◆ Instruction:
List each line of the data that holds the word "page".

◆ Dataset rows:
[Begin]

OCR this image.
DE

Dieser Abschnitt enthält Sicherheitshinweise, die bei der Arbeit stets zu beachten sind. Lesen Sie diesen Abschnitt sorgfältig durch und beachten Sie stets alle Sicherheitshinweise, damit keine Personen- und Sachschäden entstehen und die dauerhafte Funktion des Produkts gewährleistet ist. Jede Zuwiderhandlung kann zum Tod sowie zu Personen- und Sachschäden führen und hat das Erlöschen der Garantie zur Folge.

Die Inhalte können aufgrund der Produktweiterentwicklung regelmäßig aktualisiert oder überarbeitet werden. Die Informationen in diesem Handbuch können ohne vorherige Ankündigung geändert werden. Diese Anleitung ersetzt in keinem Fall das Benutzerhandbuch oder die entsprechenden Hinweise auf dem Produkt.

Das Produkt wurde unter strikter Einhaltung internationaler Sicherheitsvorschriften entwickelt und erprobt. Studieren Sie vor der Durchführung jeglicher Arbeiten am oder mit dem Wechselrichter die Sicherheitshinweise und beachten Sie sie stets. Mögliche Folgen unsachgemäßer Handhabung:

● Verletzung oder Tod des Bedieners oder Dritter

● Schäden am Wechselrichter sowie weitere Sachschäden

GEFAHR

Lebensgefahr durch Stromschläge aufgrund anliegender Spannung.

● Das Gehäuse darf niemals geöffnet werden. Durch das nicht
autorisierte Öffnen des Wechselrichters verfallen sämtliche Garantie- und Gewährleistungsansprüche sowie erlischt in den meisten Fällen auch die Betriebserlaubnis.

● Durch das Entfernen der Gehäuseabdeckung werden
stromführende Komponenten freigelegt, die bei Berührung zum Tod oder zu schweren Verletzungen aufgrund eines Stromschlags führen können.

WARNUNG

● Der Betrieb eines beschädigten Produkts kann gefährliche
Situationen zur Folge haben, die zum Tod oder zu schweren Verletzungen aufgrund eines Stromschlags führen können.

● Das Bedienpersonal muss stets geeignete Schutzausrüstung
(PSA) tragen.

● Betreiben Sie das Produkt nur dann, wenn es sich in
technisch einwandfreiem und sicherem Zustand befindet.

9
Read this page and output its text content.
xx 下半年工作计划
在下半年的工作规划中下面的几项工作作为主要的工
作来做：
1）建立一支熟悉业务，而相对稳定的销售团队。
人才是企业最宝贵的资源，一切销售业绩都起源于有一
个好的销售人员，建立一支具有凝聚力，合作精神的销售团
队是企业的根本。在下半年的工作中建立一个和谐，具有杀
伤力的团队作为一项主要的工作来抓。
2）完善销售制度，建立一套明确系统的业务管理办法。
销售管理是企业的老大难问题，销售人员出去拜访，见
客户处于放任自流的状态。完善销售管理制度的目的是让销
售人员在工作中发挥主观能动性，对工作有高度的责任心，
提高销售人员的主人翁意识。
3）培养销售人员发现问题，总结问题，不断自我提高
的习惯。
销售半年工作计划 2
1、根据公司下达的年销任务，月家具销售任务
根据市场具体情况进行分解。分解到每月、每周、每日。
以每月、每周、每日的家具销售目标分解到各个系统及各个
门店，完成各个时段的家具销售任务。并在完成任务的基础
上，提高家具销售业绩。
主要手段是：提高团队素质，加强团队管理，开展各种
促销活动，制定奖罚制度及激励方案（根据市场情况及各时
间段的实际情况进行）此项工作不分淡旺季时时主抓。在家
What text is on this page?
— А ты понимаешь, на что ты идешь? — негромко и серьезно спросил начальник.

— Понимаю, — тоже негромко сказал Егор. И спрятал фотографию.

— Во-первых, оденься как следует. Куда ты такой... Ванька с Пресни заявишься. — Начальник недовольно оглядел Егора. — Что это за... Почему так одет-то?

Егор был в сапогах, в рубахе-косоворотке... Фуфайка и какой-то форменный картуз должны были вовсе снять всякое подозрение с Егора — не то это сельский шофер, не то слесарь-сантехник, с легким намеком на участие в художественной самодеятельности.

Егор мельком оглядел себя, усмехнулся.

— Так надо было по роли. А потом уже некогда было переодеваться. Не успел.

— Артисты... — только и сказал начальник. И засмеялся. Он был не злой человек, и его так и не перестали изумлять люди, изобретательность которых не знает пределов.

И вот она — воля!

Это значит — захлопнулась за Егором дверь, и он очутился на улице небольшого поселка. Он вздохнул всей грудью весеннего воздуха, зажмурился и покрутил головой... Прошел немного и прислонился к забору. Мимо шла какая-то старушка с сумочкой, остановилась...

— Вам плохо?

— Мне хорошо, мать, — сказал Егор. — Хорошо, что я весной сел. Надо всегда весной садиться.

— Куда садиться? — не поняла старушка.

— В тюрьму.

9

[End]

◆ Response below:
Read this page and output its text content.
What text is on this page?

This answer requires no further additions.